━━ Stored data

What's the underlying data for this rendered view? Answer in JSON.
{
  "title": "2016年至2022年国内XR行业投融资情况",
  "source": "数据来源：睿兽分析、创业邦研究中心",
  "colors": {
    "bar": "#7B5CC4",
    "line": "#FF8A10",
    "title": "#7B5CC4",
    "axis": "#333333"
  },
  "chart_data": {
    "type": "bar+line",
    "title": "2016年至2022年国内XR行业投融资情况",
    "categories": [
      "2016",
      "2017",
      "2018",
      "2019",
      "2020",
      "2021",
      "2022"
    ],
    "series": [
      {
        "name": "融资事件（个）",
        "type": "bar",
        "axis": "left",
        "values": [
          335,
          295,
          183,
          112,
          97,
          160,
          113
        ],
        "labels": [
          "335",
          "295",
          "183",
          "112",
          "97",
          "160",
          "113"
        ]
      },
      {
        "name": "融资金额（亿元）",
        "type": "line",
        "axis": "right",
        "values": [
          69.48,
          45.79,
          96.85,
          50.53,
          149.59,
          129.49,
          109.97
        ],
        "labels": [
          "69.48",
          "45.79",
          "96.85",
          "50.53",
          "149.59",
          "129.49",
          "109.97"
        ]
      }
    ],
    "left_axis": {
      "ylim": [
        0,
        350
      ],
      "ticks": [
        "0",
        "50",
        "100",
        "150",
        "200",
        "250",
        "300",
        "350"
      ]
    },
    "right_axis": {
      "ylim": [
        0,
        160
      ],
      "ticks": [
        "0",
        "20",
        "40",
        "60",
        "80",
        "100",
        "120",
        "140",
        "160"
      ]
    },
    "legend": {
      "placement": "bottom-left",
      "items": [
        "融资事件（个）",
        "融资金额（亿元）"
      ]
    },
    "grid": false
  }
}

━━━━

→ **Instruction**:
Exactly as they are written, print the entries again.

→ **Response to this exercise**:
What's the underlying data for this rendered view? Answer in JSON.
{
  "title": "2016年至2022年国内XR行业投融资情况",
  "source": "数据来源：睿兽分析、创业邦研究中心",
  "colors": {
    "bar": "#7B5CC4",
    "line": "#FF8A10",
    "title": "#7B5CC4",
    "axis": "#333333"
  },
  "chart_data": {
    "type": "bar+line",
    "title": "2016年至2022年国内XR行业投融资情况",
    "categories": [
      "2016",
      "2017",
      "2018",
      "2019",
      "2020",
      "2021",
      "2022"
    ],
    "series": [
      {
        "name": "融资事件（个）",
        "type": "bar",
        "axis": "left",
        "values": [
          335,
          295,
          183,
          112,
          97,
          160,
          113
        ],
        "labels": [
          "335",
          "295",
          "183",
          "112",
          "97",
          "160",
          "113"
        ]
      },
      {
        "name": "融资金额（亿元）",
        "type": "line",
        "axis": "right",
        "values": [
          69.48,
          45.79,
          96.85,
          50.53,
          149.59,
          129.49,
          109.97
        ],
        "labels": [
          "69.48",
          "45.79",
          "96.85",
          "50.53",
          "149.59",
          "129.49",
          "109.97"
        ]
      }
    ],
    "left_axis": {
      "ylim": [
        0,
        350
      ],
      "ticks": [
        "0",
        "50",
        "100",
        "150",
        "200",
        "250",
        "300",
        "350"
      ]
    },
    "right_axis": {
      "ylim": [
        0,
        160
      ],
      "ticks": [
        "0",
        "20",
        "40",
        "60",
        "80",
        "100",
        "120",
        "140",
        "160"
      ]
    },
    "legend": {
      "placement": "bottom-left",
      "items": [
        "融资事件（个）",
        "融资金额（亿元）"
      ]
    },
    "grid": false
  }
}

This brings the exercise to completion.